## SELECTED EXCERPT
Letter XXXVI.

Indians at the Sault.

Mackinaw, August 19, 1846.

We were detained two days longer than we expected at the Sault de Ste. Marie, by the failure of the steamer General Scott to depart at the proper time. If we could have found a steamer going up Lake Superior, we should most certainly have quieted our impatience at this delay, by embarking on board of her. But the only steamer in the river St. Mary, above the falls, which is a sort of arm or harbor of Lake Superior, was the Julia Palmer, and she was lying aground in the pebbles and sand of the shore. She had just been dragged over the portage which passes round the falls, where a broad path, with hillocks flattened, and trunks hewn off close to the surface, gave tokens of the vast bulk that had been moved over it. The moment she touched the water, she stuck fast, and the engineer was obliged to go to Cleveland for additional machinery to move her forward. He had just arrived with the proper apparatus, and the steamer had begun to work its way slowly into the deep water; but some days must yet elapse before she can float, and after that the engine must be put together.

## TASKS TO COMPLETE
[1] Answer these questions using the 1846 letter from Mackinaw about the Sault:
(a) Which steamer failed to depart at the proper time?
(b) What was the only steamer in the river St. Mary above the falls?
(c) To what city did the engineer go for additional machinery?
[2] Write a continuation of the 1846 letter from Mackinaw about the Sault, starting after its final sentence.

## STORED DATA
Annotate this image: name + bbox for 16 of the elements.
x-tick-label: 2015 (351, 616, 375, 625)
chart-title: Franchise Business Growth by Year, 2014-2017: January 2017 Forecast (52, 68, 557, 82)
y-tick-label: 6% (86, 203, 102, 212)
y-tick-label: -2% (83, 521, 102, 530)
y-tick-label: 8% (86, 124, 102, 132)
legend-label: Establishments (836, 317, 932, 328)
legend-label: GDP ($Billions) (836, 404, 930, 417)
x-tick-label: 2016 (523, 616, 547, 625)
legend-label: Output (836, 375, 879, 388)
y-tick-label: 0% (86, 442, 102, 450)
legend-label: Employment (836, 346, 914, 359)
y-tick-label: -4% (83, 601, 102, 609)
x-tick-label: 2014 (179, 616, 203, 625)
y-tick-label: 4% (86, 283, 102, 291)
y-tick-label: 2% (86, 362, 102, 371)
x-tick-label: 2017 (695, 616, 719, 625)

## EXPECTED RESULTS
[1]
(a) The General Scott.
(b) The Julia Palmer.
(c) Cleveland.

[2]
Had the Julia Palmer been ready to proceed up the lake, I should certainly have seized the occasion to be present at an immense assemblage of Indians on Madeleine Island. This island lies far in the lake, near its remoter extremity. On one of its capes, called La Pointe, is a missionary station and an Indian village, and here the savages are gathering in vast numbers to receive their annual payments from the United States.

"There were already two thousand of them at La Pointe when I left the place," said an intelligent gentleman who had just returned from the lake, "and they were starving. If an Indian family has a stock of provisions on hand sufficient for a month, it is sure to eat it up in a week, and the Indians at La Pointe had already consumed all they had provided, and were living on what they could shoot in the woods, or get by fishing in the lake."

I inquired of him the probable number of Indians the occasion would bring together.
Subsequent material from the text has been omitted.